>> start SOURCE RECORDS

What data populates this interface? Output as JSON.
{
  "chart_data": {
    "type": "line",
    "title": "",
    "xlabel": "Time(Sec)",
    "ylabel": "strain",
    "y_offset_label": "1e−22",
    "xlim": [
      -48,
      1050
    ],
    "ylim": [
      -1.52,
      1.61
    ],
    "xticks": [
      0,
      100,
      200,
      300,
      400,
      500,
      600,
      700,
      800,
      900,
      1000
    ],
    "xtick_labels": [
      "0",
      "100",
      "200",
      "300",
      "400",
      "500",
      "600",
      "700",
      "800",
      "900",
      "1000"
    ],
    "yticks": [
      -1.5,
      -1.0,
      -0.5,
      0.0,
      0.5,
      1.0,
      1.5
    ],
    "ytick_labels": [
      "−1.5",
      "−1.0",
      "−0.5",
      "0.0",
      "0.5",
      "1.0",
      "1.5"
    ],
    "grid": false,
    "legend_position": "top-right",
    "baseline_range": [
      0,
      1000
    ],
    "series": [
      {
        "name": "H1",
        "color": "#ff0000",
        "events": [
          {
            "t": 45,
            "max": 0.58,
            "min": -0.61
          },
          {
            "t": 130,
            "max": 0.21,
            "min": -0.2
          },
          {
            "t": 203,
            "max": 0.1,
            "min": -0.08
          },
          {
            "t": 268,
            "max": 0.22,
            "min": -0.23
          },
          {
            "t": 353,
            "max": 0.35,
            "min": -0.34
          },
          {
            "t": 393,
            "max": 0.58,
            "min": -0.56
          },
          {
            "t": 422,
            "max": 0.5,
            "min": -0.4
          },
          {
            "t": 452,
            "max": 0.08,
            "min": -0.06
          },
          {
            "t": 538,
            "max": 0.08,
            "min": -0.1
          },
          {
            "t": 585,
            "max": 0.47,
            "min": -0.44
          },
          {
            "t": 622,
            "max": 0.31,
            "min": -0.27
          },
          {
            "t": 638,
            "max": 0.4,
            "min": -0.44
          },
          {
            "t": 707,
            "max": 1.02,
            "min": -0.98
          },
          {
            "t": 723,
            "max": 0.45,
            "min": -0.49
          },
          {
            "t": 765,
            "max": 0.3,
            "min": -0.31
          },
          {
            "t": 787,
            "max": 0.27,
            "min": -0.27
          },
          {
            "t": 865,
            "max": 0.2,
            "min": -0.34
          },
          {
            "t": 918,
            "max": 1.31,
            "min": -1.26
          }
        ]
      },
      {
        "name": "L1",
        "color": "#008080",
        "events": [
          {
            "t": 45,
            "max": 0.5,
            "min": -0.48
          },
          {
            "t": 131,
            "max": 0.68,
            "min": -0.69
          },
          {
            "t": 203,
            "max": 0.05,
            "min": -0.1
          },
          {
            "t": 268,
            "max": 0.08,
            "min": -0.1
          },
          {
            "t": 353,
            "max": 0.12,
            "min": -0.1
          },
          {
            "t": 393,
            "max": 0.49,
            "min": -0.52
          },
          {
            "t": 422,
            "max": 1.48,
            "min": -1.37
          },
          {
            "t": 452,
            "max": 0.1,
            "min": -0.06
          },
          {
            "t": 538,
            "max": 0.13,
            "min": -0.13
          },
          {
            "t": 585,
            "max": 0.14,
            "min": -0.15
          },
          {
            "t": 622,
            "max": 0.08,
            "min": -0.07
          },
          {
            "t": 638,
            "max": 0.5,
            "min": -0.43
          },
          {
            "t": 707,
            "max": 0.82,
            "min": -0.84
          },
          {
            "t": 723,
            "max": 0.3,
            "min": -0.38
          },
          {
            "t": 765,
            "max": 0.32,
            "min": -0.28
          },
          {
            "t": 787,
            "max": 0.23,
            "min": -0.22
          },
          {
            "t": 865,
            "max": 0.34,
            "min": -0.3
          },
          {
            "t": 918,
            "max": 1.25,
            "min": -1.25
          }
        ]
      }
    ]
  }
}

>> end SOURCE RECORDS

Retype all of the entries precisely as they are.

What data populates this interface? Output as JSON.
{
  "chart_data": {
    "type": "line",
    "title": "",
    "xlabel": "Time(Sec)",
    "ylabel": "strain",
    "y_offset_label": "1e−22",
    "xlim": [
      -48,
      1050
    ],
    "ylim": [
      -1.52,
      1.61
    ],
    "xticks": [
      0,
      100,
      200,
      300,
      400,
      500,
      600,
      700,
      800,
      900,
      1000
    ],
    "xtick_labels": [
      "0",
      "100",
      "200",
      "300",
      "400",
      "500",
      "600",
      "700",
      "800",
      "900",
      "1000"
    ],
    "yticks": [
      -1.5,
      -1.0,
      -0.5,
      0.0,
      0.5,
      1.0,
      1.5
    ],
    "ytick_labels": [
      "−1.5",
      "−1.0",
      "−0.5",
      "0.0",
      "0.5",
      "1.0",
      "1.5"
    ],
    "grid": false,
    "legend_position": "top-right",
    "baseline_range": [
      0,
      1000
    ],
    "series": [
      {
        "name": "H1",
        "color": "#ff0000",
        "events": [
          {
            "t": 45,
            "max": 0.58,
            "min": -0.61
          },
          {
            "t": 130,
            "max": 0.21,
            "min": -0.2
          },
          {
            "t": 203,
            "max": 0.1,
            "min": -0.08
          },
          {
            "t": 268,
            "max": 0.22,
            "min": -0.23
          },
          {
            "t": 353,
            "max": 0.35,
            "min": -0.34
          },
          {
            "t": 393,
            "max": 0.58,
            "min": -0.56
          },
          {
            "t": 422,
            "max": 0.5,
            "min": -0.4
          },
          {
            "t": 452,
            "max": 0.08,
            "min": -0.06
          },
          {
            "t": 538,
            "max": 0.08,
            "min": -0.1
          },
          {
            "t": 585,
            "max": 0.47,
            "min": -0.44
          },
          {
            "t": 622,
            "max": 0.31,
            "min": -0.27
          },
          {
            "t": 638,
            "max": 0.4,
            "min": -0.44
          },
          {
            "t": 707,
            "max": 1.02,
            "min": -0.98
          },
          {
            "t": 723,
            "max": 0.45,
            "min": -0.49
          },
          {
            "t": 765,
            "max": 0.3,
            "min": -0.31
          },
          {
            "t": 787,
            "max": 0.27,
            "min": -0.27
          },
          {
            "t": 865,
            "max": 0.2,
            "min": -0.34
          },
          {
            "t": 918,
            "max": 1.31,
            "min": -1.26
          }
        ]
      },
      {
        "name": "L1",
        "color": "#008080",
        "events": [
          {
            "t": 45,
            "max": 0.5,
            "min": -0.48
          },
          {
            "t": 131,
            "max": 0.68,
            "min": -0.69
          },
          {
            "t": 203,
            "max": 0.05,
            "min": -0.1
          },
          {
            "t": 268,
            "max": 0.08,
            "min": -0.1
          },
          {
            "t": 353,
            "max": 0.12,
            "min": -0.1
          },
          {
            "t": 393,
            "max": 0.49,
            "min": -0.52
          },
          {
            "t": 422,
            "max": 1.48,
            "min": -1.37
          },
          {
            "t": 452,
            "max": 0.1,
            "min": -0.06
          },
          {
            "t": 538,
            "max": 0.13,
            "min": -0.13
          },
          {
            "t": 585,
            "max": 0.14,
            "min": -0.15
          },
          {
            "t": 622,
            "max": 0.08,
            "min": -0.07
          },
          {
            "t": 638,
            "max": 0.5,
            "min": -0.43
          },
          {
            "t": 707,
            "max": 0.82,
            "min": -0.84
          },
          {
            "t": 723,
            "max": 0.3,
            "min": -0.38
          },
          {
            "t": 765,
            "max": 0.32,
            "min": -0.28
          },
          {
            "t": 787,
            "max": 0.23,
            "min": -0.22
          },
          {
            "t": 865,
            "max": 0.34,
            "min": -0.3
          },
          {
            "t": 918,
            "max": 1.25,
            "min": -1.25
          }
        ]
      }
    ]
  }
}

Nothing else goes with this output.